===== Supplied information

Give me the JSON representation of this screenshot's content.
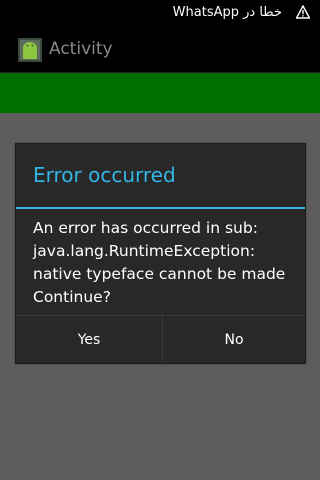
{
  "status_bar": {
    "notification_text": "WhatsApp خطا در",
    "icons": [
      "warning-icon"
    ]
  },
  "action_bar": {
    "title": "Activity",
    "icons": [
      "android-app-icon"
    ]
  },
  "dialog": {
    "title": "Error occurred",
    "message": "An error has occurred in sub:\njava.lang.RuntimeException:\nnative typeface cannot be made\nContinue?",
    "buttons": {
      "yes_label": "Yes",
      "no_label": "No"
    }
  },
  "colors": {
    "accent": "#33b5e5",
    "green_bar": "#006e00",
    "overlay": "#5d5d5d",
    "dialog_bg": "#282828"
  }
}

==========
===== Supplied information

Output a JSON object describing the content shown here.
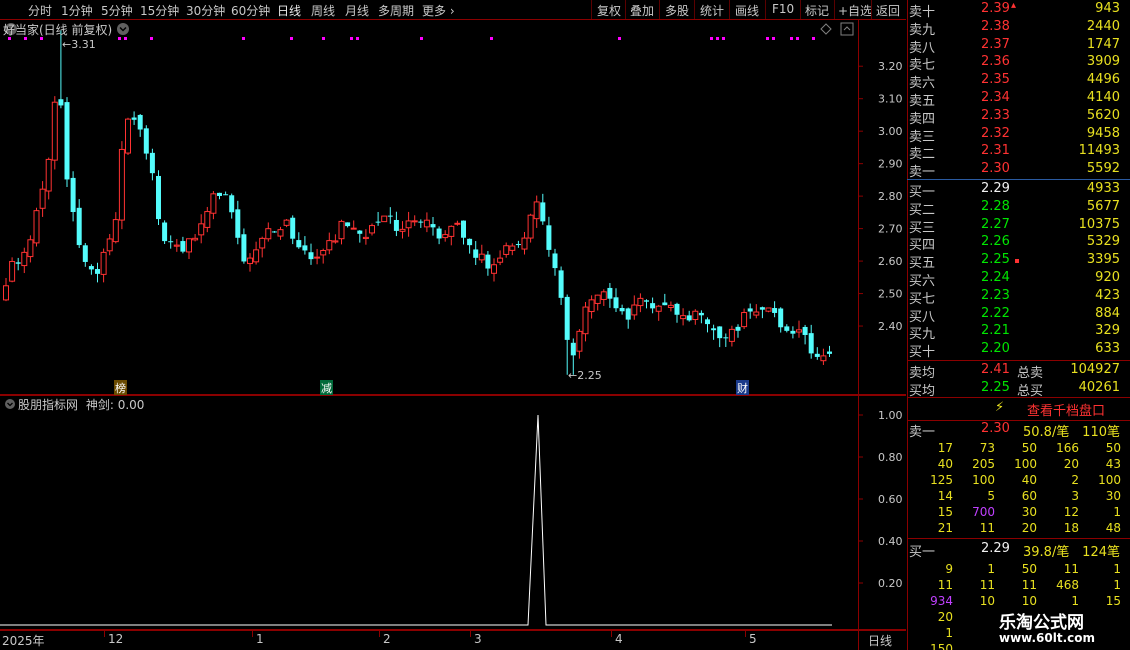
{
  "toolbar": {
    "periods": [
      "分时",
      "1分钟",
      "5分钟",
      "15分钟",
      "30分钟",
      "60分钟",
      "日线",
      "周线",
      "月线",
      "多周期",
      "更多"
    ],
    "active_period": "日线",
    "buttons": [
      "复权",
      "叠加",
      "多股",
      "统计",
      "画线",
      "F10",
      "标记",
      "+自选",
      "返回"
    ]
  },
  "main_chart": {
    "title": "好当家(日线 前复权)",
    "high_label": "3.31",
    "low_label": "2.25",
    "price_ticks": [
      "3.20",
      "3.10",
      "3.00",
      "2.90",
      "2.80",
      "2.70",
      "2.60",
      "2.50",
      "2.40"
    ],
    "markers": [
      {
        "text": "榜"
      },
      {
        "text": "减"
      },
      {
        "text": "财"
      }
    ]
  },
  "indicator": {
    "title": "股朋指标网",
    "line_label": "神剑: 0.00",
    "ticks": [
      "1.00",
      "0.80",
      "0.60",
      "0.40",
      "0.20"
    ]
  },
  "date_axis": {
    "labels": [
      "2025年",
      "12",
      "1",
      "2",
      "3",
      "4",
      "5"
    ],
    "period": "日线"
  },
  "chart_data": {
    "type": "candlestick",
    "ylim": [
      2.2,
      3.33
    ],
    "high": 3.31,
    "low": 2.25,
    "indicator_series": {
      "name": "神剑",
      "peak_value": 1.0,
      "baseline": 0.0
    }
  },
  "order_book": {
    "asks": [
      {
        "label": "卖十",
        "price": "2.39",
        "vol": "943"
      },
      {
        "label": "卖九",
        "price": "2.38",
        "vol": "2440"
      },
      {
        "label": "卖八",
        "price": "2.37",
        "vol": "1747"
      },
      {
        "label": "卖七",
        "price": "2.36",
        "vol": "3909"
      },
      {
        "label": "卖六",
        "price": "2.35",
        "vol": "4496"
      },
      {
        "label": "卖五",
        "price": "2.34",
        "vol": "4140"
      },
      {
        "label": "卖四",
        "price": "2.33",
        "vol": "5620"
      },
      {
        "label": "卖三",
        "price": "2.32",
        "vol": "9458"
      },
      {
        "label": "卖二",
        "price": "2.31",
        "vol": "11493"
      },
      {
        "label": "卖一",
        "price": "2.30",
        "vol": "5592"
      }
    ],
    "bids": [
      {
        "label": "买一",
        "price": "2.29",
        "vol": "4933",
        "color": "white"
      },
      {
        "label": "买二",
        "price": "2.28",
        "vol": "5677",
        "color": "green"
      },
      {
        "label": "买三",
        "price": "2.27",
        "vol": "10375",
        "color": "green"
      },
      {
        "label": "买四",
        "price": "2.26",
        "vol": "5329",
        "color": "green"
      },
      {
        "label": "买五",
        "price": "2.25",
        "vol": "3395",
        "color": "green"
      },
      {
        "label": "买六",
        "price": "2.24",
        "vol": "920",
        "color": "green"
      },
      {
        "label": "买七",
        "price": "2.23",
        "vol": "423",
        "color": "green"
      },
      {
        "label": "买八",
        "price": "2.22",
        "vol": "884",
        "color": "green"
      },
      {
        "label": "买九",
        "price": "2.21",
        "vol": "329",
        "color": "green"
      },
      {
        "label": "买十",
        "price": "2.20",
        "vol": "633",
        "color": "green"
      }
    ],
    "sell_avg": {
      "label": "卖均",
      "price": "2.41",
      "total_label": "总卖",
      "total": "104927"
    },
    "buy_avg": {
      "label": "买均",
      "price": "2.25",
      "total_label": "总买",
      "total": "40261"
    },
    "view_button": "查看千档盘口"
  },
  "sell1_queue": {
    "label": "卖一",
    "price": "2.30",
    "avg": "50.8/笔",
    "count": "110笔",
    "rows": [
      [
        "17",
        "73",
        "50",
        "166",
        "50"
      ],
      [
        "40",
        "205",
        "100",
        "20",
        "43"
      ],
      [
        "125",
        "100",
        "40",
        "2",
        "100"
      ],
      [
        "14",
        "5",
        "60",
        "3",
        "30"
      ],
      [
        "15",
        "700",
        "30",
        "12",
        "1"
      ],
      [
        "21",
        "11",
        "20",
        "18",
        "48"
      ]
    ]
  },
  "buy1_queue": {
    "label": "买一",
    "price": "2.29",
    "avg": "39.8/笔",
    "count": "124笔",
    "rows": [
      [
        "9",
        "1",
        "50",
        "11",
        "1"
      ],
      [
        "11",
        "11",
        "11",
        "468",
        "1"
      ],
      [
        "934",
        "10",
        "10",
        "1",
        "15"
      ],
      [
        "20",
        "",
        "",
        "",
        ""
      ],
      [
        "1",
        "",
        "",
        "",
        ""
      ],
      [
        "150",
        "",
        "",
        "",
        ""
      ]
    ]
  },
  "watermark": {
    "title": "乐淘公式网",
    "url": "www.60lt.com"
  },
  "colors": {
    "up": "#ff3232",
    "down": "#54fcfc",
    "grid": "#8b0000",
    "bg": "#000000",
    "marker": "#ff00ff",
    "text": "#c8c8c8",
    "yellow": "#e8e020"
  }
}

==========

- Instructions to follow -
Copy out every line from the material above in which the word "occurred" appears.

- Correct response -
    "title": "Error occurred",
    "message": "An error has occurred in sub:\njava.lang.RuntimeException:\nnative typeface cannot be made\nContinue?",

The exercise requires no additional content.